::: Dataset records :::

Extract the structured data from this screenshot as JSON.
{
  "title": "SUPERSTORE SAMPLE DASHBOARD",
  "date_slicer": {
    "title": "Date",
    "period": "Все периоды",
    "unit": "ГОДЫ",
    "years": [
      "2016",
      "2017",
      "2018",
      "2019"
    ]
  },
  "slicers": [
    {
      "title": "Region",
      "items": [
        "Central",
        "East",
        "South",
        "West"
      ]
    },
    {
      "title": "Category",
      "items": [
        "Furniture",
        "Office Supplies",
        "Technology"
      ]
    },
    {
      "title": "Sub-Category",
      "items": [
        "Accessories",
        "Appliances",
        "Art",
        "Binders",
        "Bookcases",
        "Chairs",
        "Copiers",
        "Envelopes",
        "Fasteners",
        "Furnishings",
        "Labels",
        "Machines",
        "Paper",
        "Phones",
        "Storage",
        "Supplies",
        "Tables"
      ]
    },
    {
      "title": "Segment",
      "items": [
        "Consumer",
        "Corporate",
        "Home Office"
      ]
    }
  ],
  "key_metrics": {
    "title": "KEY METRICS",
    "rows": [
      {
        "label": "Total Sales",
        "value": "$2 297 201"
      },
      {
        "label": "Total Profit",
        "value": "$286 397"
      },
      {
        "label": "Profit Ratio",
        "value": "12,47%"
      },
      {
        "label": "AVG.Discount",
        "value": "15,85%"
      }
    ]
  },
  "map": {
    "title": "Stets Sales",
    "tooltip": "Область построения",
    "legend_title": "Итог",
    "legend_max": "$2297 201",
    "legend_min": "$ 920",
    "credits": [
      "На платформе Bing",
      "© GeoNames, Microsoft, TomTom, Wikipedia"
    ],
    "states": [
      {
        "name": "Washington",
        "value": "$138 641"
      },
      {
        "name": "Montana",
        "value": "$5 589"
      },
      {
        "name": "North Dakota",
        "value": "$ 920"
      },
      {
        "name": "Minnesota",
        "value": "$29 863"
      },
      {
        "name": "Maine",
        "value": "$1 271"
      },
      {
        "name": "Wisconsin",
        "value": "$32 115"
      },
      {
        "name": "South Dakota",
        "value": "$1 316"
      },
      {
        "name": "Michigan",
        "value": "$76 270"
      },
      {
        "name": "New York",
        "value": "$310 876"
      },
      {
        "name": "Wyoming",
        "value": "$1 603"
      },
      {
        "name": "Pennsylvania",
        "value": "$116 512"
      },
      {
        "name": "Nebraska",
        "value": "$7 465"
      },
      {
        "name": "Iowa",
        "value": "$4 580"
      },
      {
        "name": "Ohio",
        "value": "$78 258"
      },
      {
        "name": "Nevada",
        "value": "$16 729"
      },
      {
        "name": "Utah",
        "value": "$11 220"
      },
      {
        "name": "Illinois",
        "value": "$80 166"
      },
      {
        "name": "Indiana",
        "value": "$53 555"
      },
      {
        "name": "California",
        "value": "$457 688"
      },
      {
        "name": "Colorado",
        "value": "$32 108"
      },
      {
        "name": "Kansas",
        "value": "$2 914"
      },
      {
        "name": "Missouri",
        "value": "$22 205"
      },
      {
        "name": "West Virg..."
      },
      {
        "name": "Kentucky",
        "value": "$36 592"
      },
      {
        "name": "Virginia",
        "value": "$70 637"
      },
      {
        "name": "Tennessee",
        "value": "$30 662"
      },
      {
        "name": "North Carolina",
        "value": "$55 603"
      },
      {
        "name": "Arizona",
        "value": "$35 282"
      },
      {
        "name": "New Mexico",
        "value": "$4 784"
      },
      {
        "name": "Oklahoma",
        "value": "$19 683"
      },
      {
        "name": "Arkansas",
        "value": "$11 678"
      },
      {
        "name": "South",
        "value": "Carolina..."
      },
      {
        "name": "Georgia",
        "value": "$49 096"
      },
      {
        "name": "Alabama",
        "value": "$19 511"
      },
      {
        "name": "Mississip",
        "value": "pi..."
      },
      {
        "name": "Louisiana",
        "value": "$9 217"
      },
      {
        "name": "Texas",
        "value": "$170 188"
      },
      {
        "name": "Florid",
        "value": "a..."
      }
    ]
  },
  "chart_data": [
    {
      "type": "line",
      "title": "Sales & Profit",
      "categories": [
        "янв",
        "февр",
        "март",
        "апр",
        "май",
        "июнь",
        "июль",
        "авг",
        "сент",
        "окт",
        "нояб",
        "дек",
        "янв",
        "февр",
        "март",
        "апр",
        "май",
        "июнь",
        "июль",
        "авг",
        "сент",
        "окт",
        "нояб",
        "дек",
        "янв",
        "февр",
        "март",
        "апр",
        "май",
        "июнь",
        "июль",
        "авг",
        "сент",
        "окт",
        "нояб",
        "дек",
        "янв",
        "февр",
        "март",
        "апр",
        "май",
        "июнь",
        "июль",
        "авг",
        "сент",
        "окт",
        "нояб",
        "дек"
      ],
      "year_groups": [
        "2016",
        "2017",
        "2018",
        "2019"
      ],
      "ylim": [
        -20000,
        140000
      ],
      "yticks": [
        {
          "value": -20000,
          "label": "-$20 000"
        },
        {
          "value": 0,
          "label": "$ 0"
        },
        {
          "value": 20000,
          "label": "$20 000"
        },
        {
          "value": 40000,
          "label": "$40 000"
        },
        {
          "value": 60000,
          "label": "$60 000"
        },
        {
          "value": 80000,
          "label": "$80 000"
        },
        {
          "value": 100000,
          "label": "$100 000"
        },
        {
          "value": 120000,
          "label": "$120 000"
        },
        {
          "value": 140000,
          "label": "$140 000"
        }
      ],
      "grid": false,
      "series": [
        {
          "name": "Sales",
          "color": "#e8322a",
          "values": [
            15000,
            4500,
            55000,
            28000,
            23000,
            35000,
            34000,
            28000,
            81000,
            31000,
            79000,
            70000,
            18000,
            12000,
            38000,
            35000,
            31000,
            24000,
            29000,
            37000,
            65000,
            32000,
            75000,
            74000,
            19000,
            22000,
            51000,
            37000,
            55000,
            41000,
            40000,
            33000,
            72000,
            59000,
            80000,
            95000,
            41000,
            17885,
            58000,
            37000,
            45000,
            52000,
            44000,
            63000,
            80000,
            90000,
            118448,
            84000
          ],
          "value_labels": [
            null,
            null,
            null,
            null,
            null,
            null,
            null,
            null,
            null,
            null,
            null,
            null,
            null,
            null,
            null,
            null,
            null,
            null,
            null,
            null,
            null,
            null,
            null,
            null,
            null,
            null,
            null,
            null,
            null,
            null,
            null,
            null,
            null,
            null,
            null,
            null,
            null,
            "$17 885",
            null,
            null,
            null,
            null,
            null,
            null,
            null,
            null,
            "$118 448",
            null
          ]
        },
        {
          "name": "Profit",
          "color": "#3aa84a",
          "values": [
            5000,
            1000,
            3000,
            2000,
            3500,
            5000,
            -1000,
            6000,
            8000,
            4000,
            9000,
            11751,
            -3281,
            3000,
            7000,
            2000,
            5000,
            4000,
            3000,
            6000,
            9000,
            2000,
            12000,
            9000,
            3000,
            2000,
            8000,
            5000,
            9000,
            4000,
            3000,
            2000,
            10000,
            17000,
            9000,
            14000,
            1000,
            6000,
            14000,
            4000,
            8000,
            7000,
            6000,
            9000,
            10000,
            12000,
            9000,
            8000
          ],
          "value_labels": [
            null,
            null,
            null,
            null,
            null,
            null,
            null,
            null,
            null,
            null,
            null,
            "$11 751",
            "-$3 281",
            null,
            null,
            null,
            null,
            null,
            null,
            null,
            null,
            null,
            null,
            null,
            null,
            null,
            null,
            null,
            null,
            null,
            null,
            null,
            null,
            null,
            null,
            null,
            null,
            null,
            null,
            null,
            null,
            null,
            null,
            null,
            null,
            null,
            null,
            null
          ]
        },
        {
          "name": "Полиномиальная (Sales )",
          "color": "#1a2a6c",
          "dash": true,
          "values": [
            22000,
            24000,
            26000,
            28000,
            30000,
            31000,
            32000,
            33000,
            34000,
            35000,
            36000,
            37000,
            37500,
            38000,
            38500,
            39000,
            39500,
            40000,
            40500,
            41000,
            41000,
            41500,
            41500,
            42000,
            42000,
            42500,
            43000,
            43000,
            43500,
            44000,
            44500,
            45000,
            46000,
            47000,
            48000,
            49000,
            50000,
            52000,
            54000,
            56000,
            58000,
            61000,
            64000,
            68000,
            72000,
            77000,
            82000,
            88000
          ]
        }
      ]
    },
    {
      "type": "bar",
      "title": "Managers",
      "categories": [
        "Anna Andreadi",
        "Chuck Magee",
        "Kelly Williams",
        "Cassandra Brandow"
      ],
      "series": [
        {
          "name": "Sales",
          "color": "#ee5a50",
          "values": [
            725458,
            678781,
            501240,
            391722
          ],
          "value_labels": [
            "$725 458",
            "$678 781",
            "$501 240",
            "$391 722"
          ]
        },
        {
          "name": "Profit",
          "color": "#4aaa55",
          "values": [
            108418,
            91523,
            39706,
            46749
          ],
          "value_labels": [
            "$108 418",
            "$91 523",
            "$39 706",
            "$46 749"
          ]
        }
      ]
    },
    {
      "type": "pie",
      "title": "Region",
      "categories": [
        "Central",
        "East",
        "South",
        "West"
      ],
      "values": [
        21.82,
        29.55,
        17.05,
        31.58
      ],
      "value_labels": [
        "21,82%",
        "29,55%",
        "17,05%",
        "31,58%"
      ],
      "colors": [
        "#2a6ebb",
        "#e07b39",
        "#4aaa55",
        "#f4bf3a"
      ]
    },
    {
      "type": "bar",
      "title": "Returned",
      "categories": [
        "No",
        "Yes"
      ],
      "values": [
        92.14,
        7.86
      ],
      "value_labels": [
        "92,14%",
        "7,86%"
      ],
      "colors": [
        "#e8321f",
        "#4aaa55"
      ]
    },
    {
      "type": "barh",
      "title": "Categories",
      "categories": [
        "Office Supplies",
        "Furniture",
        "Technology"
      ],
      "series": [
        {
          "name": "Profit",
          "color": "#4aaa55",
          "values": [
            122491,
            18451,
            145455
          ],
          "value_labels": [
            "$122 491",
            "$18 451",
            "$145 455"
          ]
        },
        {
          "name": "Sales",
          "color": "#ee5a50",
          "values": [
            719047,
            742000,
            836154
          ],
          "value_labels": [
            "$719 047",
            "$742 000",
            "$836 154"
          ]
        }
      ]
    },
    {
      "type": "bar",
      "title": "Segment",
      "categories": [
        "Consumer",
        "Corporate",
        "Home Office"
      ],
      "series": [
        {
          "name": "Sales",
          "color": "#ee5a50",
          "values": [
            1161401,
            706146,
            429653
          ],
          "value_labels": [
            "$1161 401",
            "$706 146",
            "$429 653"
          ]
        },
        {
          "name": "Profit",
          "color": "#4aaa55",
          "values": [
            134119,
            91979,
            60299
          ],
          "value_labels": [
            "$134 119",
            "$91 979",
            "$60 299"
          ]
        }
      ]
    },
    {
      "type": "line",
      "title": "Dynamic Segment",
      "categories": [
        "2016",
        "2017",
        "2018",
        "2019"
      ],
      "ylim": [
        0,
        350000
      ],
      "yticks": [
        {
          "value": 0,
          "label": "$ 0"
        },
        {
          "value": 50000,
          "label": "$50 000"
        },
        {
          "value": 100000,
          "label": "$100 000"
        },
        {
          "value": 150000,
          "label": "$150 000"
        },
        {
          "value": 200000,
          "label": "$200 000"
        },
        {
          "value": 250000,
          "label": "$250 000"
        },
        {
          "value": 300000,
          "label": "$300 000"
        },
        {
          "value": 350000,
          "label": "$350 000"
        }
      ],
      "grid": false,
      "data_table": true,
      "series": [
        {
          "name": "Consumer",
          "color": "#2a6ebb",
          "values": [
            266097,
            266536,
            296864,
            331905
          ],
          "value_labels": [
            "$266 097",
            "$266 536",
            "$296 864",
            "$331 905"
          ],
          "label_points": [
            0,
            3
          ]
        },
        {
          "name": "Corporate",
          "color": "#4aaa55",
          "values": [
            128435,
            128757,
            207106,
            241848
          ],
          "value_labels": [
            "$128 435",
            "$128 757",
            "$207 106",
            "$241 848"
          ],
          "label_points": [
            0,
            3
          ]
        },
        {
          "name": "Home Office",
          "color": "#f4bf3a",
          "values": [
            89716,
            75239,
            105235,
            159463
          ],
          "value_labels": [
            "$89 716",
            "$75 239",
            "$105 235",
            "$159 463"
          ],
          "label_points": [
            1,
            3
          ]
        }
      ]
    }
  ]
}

:::

### The exercise
Show each line in the entries that holds the string "North".

### Completed task
        "name": "North Dakota",
        "name": "North Carolina",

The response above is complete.